▶ SET PROBLEM: Present the material from its start through the line containing "option-b: B:《建筑法》 [188,334,361,363]" as a Markdown table with the columns No. and Entry, numbering each row and leaving out blank lines.

▶ TASK INPUT:
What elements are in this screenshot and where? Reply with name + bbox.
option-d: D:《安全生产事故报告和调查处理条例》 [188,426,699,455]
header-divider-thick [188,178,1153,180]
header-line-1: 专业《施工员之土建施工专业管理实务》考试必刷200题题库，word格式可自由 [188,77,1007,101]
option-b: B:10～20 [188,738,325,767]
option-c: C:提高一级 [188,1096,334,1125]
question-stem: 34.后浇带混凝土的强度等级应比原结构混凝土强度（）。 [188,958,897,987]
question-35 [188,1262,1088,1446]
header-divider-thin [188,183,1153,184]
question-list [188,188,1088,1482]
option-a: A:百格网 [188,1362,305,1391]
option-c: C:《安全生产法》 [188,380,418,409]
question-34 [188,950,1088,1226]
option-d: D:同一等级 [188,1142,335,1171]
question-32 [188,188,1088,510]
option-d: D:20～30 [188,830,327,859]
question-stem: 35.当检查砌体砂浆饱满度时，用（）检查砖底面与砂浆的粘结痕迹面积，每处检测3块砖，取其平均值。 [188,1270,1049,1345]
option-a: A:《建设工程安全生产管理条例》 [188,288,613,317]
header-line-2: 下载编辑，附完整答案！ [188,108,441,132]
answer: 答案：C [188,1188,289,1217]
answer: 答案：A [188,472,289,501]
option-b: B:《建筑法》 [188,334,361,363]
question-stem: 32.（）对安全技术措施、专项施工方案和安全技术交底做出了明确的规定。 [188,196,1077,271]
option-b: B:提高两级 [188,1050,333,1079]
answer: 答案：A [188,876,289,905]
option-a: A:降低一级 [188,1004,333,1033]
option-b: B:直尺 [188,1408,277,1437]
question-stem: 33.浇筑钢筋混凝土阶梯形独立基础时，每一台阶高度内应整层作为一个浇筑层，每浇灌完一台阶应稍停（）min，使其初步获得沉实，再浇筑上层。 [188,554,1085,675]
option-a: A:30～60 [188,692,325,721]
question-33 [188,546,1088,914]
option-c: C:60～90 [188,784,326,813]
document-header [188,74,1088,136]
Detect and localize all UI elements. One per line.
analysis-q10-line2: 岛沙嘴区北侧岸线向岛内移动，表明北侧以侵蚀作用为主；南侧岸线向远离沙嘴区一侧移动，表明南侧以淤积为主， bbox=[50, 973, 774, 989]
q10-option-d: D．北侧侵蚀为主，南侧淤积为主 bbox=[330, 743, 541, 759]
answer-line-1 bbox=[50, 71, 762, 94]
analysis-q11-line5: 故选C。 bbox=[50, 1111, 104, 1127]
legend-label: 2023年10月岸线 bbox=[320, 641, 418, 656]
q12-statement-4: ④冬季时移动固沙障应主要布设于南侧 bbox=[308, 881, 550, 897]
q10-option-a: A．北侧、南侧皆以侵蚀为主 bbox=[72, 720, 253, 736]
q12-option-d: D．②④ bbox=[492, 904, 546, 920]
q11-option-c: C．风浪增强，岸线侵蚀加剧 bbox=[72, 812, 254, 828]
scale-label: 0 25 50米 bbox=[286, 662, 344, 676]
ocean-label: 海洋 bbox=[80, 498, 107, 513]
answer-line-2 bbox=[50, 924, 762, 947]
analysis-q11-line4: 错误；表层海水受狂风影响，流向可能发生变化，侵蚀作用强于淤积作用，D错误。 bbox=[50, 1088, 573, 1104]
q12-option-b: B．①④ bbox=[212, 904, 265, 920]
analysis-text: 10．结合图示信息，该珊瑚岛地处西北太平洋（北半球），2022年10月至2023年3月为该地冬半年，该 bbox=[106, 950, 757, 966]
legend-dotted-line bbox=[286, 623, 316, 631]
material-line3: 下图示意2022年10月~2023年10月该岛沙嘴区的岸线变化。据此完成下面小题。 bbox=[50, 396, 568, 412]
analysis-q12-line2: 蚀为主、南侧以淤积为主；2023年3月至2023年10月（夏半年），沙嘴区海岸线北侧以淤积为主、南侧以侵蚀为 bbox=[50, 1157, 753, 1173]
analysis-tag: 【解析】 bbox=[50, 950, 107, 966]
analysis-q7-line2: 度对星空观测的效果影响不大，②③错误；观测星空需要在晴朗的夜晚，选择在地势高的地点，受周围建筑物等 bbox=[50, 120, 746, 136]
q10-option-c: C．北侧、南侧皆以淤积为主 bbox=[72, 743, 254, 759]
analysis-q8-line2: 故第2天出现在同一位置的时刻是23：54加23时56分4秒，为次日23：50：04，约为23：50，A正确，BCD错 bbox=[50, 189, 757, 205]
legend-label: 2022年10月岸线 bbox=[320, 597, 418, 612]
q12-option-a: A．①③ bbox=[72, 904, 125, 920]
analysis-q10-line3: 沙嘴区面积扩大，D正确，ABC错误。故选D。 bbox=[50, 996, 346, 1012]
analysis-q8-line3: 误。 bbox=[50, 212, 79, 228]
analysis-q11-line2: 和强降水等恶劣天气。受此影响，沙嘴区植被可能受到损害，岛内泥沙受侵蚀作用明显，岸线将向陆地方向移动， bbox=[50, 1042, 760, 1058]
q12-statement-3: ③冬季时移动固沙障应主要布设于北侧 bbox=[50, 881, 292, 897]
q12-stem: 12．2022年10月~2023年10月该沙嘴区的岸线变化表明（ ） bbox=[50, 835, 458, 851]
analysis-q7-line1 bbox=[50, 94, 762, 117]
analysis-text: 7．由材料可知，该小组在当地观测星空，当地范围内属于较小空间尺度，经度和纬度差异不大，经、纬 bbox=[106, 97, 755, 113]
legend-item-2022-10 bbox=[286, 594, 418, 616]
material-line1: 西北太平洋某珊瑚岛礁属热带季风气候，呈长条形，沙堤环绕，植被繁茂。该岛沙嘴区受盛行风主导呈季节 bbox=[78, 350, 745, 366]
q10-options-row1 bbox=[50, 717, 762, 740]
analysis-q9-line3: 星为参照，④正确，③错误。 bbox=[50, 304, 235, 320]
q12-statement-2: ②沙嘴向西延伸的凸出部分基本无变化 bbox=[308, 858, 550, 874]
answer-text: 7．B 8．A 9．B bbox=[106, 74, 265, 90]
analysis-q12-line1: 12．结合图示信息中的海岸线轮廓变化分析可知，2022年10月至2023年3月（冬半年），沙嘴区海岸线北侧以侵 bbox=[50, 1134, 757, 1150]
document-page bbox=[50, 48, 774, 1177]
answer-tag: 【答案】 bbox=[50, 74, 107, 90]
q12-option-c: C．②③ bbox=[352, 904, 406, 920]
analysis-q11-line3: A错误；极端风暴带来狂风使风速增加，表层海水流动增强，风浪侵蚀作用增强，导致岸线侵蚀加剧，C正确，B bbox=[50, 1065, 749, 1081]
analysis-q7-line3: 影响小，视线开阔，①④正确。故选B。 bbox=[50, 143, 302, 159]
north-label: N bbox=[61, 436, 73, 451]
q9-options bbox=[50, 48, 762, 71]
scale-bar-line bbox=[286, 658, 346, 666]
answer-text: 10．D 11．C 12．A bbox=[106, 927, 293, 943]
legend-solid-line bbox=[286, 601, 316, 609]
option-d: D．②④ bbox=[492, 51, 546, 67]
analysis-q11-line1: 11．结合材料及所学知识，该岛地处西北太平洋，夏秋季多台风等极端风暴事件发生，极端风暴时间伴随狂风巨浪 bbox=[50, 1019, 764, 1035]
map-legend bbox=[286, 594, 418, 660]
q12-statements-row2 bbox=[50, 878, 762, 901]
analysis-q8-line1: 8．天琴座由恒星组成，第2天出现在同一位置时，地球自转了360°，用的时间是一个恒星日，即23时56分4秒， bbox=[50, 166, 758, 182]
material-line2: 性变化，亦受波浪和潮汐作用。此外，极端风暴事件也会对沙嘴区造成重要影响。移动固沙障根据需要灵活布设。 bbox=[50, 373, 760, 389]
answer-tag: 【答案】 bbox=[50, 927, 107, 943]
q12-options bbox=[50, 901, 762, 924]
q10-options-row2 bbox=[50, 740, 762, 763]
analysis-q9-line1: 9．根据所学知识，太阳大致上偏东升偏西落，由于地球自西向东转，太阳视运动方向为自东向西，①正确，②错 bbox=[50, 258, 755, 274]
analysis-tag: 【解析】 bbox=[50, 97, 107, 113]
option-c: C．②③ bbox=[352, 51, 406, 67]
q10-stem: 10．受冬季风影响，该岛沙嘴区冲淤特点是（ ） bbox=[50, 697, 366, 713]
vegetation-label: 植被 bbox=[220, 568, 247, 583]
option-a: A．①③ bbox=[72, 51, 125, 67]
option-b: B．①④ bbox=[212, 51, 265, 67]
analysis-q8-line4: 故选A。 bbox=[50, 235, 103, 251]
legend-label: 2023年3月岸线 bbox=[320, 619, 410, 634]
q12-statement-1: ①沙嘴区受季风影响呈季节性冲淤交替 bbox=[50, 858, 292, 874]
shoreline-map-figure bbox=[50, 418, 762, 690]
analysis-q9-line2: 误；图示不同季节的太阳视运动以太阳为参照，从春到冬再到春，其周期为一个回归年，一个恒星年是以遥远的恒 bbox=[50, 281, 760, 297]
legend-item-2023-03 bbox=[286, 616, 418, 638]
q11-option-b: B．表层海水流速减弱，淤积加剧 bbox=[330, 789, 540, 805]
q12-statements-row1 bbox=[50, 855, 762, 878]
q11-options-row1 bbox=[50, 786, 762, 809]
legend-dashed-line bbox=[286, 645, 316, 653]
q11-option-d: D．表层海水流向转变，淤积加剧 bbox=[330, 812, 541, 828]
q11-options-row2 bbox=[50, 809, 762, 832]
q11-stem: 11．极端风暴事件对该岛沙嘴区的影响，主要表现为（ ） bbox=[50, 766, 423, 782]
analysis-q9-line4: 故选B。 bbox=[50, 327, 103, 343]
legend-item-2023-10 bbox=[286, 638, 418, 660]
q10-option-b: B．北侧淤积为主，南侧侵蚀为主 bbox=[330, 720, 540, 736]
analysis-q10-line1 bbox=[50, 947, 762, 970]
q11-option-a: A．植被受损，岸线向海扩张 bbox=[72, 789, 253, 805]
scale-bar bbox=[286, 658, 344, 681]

▶ THE SOLUTION:
| No. | Entry |
|---|---|
| 1 | What elements are in this screenshot and where? Reply with name + bbox. |
| 2 | option-d: D:《安全生产事故报告和调查处理条例》 [188,426,699,455] |
| 3 | header-divider-thick [188,178,1153,180] |
| 4 | header-line-1: 专业《施工员之土建施工专业管理实务》考试必刷200题题库，word格式可自由 [188,77,1007,101] |
| 5 | option-b: B:10～20 [188,738,325,767] |
| 6 | option-c: C:提高一级 [188,1096,334,1125] |
| 7 | question-stem: 34.后浇带混凝土的强度等级应比原结构混凝土强度（）。 [188,958,897,987] |
| 8 | question-35 [188,1262,1088,1446] |
| 9 | header-divider-thin [188,183,1153,184] |
| 10 | question-list [188,188,1088,1482] |
| 11 | option-a: A:百格网 [188,1362,305,1391] |
| 12 | option-c: C:《安全生产法》 [188,380,418,409] |
| 13 | question-34 [188,950,1088,1226] |
| 14 | option-d: D:同一等级 [188,1142,335,1171] |
| 15 | question-32 [188,188,1088,510] |
| 16 | option-d: D:20～30 [188,830,327,859] |
| 17 | question-stem: 35.当检查砌体砂浆饱满度时，用（）检查砖底面与砂浆的粘结痕迹面积，每处检测3块砖，取其平均值。 [188,1270,1049,1345] |
| 18 | option-a: A:《建设工程安全生产管理条例》 [188,288,613,317] |
| 19 | header-line-2: 下载编辑，附完整答案！ [188,108,441,132] |
| 20 | answer: 答案：C [188,1188,289,1217] |
| 21 | answer: 答案：A [188,472,289,501] |
| 22 | option-b: B:《建筑法》 [188,334,361,363] |